┏━━

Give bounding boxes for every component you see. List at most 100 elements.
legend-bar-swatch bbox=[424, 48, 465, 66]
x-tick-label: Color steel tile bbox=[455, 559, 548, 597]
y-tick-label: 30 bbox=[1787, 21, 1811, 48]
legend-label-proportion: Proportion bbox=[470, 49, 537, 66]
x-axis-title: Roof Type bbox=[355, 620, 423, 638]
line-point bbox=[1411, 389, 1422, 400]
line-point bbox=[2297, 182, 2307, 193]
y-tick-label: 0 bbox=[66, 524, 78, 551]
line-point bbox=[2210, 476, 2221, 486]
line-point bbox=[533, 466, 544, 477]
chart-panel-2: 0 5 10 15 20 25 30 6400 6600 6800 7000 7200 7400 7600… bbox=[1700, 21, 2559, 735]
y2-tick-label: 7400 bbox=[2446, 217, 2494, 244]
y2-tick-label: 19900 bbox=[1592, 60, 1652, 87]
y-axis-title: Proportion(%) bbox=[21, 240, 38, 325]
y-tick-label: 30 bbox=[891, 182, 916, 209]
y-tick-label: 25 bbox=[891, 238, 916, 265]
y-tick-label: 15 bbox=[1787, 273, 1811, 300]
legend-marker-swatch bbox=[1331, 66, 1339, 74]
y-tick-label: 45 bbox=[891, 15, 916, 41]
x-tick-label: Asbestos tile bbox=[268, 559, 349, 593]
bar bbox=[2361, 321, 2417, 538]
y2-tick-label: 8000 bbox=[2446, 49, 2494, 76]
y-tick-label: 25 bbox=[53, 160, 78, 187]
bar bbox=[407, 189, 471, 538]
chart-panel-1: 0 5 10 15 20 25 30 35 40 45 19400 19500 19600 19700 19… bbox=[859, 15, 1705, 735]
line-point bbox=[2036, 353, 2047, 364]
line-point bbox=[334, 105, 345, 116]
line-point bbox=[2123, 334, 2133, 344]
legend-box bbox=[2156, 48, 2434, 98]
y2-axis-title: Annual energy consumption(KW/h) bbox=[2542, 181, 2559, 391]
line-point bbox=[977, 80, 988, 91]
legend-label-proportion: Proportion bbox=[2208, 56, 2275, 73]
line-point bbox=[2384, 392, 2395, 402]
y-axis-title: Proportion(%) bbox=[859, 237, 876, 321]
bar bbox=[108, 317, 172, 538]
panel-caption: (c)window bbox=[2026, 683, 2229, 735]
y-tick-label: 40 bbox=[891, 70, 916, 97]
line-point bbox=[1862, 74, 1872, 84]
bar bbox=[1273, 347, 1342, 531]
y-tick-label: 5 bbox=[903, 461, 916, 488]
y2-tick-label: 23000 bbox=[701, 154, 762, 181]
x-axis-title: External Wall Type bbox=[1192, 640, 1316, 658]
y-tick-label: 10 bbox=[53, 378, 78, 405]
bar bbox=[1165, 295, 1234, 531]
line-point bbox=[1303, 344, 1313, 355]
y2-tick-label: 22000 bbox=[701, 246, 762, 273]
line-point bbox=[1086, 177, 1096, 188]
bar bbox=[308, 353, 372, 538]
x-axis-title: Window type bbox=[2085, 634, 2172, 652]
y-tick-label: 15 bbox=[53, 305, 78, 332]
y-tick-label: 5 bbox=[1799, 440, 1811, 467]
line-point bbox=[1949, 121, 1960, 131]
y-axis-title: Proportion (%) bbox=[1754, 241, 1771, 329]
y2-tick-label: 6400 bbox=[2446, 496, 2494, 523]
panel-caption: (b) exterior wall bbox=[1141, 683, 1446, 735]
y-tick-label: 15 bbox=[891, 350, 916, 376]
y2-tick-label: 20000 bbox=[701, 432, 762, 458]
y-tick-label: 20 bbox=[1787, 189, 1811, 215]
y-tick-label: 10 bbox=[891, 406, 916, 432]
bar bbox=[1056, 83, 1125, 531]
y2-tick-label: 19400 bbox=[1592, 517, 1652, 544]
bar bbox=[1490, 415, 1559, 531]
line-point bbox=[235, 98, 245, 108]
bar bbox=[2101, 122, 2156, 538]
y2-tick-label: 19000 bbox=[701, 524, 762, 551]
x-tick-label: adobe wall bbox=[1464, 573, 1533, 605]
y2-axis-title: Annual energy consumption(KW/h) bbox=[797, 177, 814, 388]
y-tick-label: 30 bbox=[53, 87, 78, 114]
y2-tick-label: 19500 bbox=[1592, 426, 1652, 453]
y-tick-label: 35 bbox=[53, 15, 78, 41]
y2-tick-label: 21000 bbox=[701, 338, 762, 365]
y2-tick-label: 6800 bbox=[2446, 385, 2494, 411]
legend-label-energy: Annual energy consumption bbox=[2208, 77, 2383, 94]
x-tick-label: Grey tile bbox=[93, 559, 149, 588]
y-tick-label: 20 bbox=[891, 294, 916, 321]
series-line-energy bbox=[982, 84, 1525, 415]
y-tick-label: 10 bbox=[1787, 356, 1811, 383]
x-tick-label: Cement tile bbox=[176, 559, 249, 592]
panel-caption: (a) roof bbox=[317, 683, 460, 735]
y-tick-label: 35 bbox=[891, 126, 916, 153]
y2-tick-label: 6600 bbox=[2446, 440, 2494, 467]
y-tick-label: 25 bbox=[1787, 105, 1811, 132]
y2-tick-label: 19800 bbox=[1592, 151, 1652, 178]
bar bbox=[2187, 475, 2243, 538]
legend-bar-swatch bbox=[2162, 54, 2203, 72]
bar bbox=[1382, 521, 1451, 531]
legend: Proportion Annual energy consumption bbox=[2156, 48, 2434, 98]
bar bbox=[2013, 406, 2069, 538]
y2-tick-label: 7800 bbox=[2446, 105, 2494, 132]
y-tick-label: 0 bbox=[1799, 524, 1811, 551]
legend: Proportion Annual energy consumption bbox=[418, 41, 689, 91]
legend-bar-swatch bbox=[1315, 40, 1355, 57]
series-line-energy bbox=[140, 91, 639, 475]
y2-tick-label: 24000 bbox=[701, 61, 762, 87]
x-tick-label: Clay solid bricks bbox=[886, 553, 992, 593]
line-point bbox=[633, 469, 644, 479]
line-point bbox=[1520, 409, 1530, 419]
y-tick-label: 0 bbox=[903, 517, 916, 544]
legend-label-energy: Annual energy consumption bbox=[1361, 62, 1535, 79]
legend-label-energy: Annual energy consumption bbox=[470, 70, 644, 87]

┗━━

# [WHAT THE TASK REQUIRES]
Copy out the items above, swapping each "Annual energy consumption" for "Yearly energy use" and keeping every other character as it is.

# [THE OUTPUT]
Give bounding boxes for every component you see. List at most 100 elements.
legend-bar-swatch bbox=[424, 48, 465, 66]
x-tick-label: Color steel tile bbox=[455, 559, 548, 597]
y-tick-label: 30 bbox=[1787, 21, 1811, 48]
legend-label-proportion: Proportion bbox=[470, 49, 537, 66]
x-axis-title: Roof Type bbox=[355, 620, 423, 638]
line-point bbox=[1411, 389, 1422, 400]
line-point bbox=[2297, 182, 2307, 193]
y-tick-label: 0 bbox=[66, 524, 78, 551]
line-point bbox=[2210, 476, 2221, 486]
line-point bbox=[533, 466, 544, 477]
chart-panel-2: 0 5 10 15 20 25 30 6400 6600 6800 7000 7200 7400 7600… bbox=[1700, 21, 2559, 735]
y2-tick-label: 7400 bbox=[2446, 217, 2494, 244]
y2-tick-label: 19900 bbox=[1592, 60, 1652, 87]
y-axis-title: Proportion(%) bbox=[21, 240, 38, 325]
y-tick-label: 30 bbox=[891, 182, 916, 209]
y-tick-label: 25 bbox=[891, 238, 916, 265]
y-tick-label: 15 bbox=[1787, 273, 1811, 300]
legend-marker-swatch bbox=[1331, 66, 1339, 74]
y-tick-label: 45 bbox=[891, 15, 916, 41]
x-tick-label: Asbestos tile bbox=[268, 559, 349, 593]
bar bbox=[2361, 321, 2417, 538]
y2-tick-label: 8000 bbox=[2446, 49, 2494, 76]
y-tick-label: 25 bbox=[53, 160, 78, 187]
bar bbox=[407, 189, 471, 538]
chart-panel-1: 0 5 10 15 20 25 30 35 40 45 19400 19500 19600 19700 19… bbox=[859, 15, 1705, 735]
line-point bbox=[2036, 353, 2047, 364]
line-point bbox=[334, 105, 345, 116]
line-point bbox=[2123, 334, 2133, 344]
legend-box bbox=[2156, 48, 2434, 98]
y2-axis-title: Yearly energy use(KW/h) bbox=[2542, 181, 2559, 391]
line-point bbox=[977, 80, 988, 91]
legend-label-proportion: Proportion bbox=[2208, 56, 2275, 73]
line-point bbox=[2384, 392, 2395, 402]
y-axis-title: Proportion(%) bbox=[859, 237, 876, 321]
bar bbox=[108, 317, 172, 538]
panel-caption: (c)window bbox=[2026, 683, 2229, 735]
y-tick-label: 40 bbox=[891, 70, 916, 97]
line-point bbox=[1862, 74, 1872, 84]
bar bbox=[1273, 347, 1342, 531]
y-tick-label: 5 bbox=[903, 461, 916, 488]
y2-tick-label: 23000 bbox=[701, 154, 762, 181]
x-axis-title: External Wall Type bbox=[1192, 640, 1316, 658]
y-tick-label: 10 bbox=[53, 378, 78, 405]
bar bbox=[1165, 295, 1234, 531]
line-point bbox=[1303, 344, 1313, 355]
y2-tick-label: 22000 bbox=[701, 246, 762, 273]
line-point bbox=[1086, 177, 1096, 188]
bar bbox=[308, 353, 372, 538]
x-axis-title: Window type bbox=[2085, 634, 2172, 652]
y-tick-label: 15 bbox=[53, 305, 78, 332]
y-tick-label: 5 bbox=[1799, 440, 1811, 467]
line-point bbox=[1949, 121, 1960, 131]
y-axis-title: Proportion (%) bbox=[1754, 241, 1771, 329]
y2-tick-label: 6400 bbox=[2446, 496, 2494, 523]
panel-caption: (b) exterior wall bbox=[1141, 683, 1446, 735]
y-tick-label: 15 bbox=[891, 350, 916, 376]
y2-tick-label: 20000 bbox=[701, 432, 762, 458]
y-tick-label: 20 bbox=[1787, 189, 1811, 215]
y-tick-label: 10 bbox=[891, 406, 916, 432]
bar bbox=[1056, 83, 1125, 531]
y2-tick-label: 19400 bbox=[1592, 517, 1652, 544]
bar bbox=[1490, 415, 1559, 531]
line-point bbox=[235, 98, 245, 108]
bar bbox=[2101, 122, 2156, 538]
y2-tick-label: 19000 bbox=[701, 524, 762, 551]
x-tick-label: adobe wall bbox=[1464, 573, 1533, 605]
y2-axis-title: Yearly energy use(KW/h) bbox=[797, 177, 814, 388]
y-tick-label: 30 bbox=[53, 87, 78, 114]
y2-tick-label: 19500 bbox=[1592, 426, 1652, 453]
y-tick-label: 35 bbox=[53, 15, 78, 41]
y2-tick-label: 21000 bbox=[701, 338, 762, 365]
y2-tick-label: 6800 bbox=[2446, 385, 2494, 411]
legend-label-energy: Yearly energy use bbox=[2208, 77, 2383, 94]
x-tick-label: Grey tile bbox=[93, 559, 149, 588]
y-tick-label: 20 bbox=[891, 294, 916, 321]
series-line-energy bbox=[982, 84, 1525, 415]
y-tick-label: 10 bbox=[1787, 356, 1811, 383]
x-tick-label: Cement tile bbox=[176, 559, 249, 592]
panel-caption: (a) roof bbox=[317, 683, 460, 735]
y-tick-label: 35 bbox=[891, 126, 916, 153]
y2-tick-label: 6600 bbox=[2446, 440, 2494, 467]
y-tick-label: 25 bbox=[1787, 105, 1811, 132]
y2-tick-label: 19800 bbox=[1592, 151, 1652, 178]
bar bbox=[2187, 475, 2243, 538]
legend-bar-swatch bbox=[2162, 54, 2203, 72]
bar bbox=[1382, 521, 1451, 531]
legend: Proportion Yearly energy use bbox=[2156, 48, 2434, 98]
bar bbox=[2013, 406, 2069, 538]
y2-tick-label: 7800 bbox=[2446, 105, 2494, 132]
y-tick-label: 0 bbox=[1799, 524, 1811, 551]
legend: Proportion Yearly energy use bbox=[418, 41, 689, 91]
legend-bar-swatch bbox=[1315, 40, 1355, 57]
series-line-energy bbox=[140, 91, 639, 475]
y2-tick-label: 24000 bbox=[701, 61, 762, 87]
x-tick-label: Clay solid bricks bbox=[886, 553, 992, 593]
line-point bbox=[633, 469, 644, 479]
line-point bbox=[1520, 409, 1530, 419]
y-tick-label: 0 bbox=[903, 517, 916, 544]
legend-label-energy: Yearly energy use bbox=[1361, 62, 1535, 79]
legend-label-energy: Yearly energy use bbox=[470, 70, 644, 87]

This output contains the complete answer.